Tally how many lines of these entries hold the string "Events". Return the number alone.

── DATA SHOWN ──

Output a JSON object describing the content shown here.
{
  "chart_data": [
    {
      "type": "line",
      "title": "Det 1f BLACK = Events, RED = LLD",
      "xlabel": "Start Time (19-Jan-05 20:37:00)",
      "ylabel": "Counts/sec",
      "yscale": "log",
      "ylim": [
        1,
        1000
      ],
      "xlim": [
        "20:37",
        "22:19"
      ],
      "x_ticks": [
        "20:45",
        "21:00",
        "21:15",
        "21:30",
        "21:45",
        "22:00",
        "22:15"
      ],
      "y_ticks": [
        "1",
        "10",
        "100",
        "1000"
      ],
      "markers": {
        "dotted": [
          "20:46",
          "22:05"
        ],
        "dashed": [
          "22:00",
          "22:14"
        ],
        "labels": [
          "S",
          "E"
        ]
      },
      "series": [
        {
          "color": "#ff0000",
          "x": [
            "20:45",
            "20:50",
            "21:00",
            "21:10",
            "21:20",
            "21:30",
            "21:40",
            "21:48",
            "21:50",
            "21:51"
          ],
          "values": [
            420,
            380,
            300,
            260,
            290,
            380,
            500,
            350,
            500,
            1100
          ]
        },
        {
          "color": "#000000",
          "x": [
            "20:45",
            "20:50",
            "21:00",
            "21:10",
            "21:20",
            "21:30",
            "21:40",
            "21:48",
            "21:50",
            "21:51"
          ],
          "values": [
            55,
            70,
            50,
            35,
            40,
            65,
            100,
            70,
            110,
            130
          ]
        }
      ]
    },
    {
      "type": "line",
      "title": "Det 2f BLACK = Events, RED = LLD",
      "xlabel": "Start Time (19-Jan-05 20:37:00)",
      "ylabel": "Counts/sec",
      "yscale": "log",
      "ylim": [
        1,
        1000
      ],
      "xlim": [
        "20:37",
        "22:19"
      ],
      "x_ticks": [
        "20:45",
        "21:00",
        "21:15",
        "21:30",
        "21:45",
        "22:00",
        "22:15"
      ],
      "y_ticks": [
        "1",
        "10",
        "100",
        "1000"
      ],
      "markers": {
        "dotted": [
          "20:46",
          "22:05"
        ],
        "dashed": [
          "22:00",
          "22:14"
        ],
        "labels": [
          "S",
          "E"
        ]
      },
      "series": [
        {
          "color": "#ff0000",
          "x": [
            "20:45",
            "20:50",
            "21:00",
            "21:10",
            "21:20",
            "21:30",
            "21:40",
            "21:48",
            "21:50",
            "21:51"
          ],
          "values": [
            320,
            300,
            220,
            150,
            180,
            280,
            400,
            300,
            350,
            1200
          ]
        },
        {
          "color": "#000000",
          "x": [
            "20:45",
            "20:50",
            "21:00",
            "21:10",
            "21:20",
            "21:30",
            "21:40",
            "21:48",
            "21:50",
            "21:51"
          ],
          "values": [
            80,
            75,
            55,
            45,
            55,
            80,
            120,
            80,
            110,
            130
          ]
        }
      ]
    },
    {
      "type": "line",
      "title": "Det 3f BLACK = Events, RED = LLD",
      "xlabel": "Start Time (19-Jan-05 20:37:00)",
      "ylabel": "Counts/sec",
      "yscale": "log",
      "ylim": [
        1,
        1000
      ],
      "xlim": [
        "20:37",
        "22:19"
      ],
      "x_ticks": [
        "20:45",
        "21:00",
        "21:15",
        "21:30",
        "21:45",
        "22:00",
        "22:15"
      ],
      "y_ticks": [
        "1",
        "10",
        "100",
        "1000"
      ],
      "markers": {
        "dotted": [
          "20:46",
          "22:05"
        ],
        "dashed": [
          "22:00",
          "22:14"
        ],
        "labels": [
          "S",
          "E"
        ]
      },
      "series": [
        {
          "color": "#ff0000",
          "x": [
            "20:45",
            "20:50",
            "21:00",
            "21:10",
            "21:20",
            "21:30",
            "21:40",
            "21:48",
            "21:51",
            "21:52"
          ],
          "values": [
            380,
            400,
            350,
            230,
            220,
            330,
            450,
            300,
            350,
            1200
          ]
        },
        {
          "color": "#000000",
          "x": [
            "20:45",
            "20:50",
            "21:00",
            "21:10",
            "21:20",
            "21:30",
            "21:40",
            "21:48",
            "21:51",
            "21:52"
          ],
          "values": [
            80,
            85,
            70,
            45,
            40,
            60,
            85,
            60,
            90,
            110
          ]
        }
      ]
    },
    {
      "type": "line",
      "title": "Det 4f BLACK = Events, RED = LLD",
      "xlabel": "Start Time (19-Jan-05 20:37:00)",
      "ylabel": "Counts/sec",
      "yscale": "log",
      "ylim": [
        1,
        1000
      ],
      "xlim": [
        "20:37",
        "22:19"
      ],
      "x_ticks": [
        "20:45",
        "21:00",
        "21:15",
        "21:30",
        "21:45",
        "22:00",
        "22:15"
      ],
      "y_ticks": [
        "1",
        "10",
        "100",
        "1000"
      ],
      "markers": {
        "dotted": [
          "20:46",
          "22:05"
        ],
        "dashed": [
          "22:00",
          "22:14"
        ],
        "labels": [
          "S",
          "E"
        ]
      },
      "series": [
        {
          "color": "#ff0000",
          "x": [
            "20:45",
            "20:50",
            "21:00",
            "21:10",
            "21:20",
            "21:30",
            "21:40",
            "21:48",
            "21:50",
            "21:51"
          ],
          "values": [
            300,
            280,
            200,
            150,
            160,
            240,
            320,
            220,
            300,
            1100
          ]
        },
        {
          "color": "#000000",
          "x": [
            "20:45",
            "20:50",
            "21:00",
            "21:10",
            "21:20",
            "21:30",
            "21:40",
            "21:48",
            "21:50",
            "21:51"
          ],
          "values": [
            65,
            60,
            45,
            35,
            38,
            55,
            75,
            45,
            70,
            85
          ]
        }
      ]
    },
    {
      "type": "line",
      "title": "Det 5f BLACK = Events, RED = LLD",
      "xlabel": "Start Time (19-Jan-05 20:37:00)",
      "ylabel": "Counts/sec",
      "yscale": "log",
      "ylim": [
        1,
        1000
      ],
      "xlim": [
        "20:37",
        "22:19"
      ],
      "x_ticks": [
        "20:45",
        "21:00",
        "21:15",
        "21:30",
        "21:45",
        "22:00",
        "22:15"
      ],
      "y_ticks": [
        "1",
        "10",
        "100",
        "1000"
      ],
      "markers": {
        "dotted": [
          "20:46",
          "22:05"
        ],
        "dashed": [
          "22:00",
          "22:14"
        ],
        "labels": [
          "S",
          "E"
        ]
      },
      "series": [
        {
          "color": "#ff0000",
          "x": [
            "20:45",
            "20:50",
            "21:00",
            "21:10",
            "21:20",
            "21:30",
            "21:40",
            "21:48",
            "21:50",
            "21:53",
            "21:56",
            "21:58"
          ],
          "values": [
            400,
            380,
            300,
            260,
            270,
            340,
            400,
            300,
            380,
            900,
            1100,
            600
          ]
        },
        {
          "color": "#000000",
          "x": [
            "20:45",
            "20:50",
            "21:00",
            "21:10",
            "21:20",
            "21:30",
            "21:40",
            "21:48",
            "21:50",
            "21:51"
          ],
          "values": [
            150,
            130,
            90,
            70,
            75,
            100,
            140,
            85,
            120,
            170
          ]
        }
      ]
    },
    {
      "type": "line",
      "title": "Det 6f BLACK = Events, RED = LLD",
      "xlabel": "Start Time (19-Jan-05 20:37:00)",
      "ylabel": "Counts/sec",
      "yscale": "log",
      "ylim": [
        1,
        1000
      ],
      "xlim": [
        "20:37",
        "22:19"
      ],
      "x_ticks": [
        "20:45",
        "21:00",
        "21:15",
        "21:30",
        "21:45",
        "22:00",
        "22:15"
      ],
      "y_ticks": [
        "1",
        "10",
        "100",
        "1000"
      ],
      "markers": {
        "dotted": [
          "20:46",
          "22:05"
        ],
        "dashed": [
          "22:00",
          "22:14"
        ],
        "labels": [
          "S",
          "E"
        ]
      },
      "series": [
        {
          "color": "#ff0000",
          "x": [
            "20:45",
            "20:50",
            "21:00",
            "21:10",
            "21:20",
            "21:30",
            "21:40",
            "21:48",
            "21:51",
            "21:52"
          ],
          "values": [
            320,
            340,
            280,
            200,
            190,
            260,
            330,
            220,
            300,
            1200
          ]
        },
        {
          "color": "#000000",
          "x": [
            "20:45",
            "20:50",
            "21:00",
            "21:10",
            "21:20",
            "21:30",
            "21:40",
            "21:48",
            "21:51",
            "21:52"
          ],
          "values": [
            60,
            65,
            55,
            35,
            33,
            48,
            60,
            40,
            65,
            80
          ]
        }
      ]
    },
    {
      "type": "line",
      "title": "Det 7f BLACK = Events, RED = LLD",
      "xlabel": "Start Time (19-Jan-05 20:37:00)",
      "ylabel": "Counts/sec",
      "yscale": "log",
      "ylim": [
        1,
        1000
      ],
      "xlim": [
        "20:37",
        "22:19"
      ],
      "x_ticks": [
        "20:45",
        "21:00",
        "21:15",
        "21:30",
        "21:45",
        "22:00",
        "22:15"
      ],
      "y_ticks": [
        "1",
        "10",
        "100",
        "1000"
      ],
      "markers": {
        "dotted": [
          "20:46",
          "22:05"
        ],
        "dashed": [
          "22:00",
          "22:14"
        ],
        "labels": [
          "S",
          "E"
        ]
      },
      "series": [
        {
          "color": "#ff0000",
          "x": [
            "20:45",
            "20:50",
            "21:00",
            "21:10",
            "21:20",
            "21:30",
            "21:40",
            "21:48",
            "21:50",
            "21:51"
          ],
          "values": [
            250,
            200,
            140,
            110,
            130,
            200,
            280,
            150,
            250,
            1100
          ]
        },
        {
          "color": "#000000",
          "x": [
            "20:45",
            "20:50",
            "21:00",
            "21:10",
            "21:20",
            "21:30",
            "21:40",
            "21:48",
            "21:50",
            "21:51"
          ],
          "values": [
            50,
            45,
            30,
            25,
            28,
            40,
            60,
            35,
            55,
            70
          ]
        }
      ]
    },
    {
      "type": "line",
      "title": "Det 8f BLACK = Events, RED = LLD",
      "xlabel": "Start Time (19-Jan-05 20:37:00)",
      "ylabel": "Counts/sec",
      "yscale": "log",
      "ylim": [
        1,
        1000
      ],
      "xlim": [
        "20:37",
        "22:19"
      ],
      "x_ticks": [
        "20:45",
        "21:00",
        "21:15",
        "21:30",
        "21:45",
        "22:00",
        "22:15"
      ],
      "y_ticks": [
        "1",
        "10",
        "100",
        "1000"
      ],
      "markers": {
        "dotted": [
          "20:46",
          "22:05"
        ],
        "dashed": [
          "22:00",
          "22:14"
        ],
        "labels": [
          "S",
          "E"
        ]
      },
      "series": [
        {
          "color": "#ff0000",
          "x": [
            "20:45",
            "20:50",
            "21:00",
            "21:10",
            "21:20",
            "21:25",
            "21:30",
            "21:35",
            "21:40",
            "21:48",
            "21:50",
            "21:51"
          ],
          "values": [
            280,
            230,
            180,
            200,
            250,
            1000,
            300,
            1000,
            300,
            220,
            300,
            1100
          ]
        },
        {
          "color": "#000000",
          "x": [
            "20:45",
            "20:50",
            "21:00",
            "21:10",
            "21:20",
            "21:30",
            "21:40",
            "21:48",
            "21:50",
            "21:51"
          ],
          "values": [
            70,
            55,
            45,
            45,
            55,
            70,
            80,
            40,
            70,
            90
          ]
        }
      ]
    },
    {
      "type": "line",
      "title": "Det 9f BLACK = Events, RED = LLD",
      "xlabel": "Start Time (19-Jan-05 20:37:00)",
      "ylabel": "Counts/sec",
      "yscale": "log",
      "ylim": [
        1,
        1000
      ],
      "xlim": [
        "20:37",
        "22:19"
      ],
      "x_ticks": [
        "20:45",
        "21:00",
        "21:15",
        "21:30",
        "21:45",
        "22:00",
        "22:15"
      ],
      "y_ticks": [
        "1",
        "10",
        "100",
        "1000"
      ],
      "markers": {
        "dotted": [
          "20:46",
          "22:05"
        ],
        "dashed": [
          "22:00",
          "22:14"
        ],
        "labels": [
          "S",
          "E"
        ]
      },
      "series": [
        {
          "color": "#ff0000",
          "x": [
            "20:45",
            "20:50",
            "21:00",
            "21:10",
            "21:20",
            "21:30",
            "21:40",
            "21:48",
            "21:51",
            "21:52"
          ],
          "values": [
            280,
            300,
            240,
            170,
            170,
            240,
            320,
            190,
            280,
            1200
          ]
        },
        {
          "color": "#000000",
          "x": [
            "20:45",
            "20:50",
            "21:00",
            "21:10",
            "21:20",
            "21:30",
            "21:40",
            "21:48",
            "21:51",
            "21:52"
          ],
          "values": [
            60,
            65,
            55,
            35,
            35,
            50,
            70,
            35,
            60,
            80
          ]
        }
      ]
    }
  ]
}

───

EXERCISE RESPONSE
9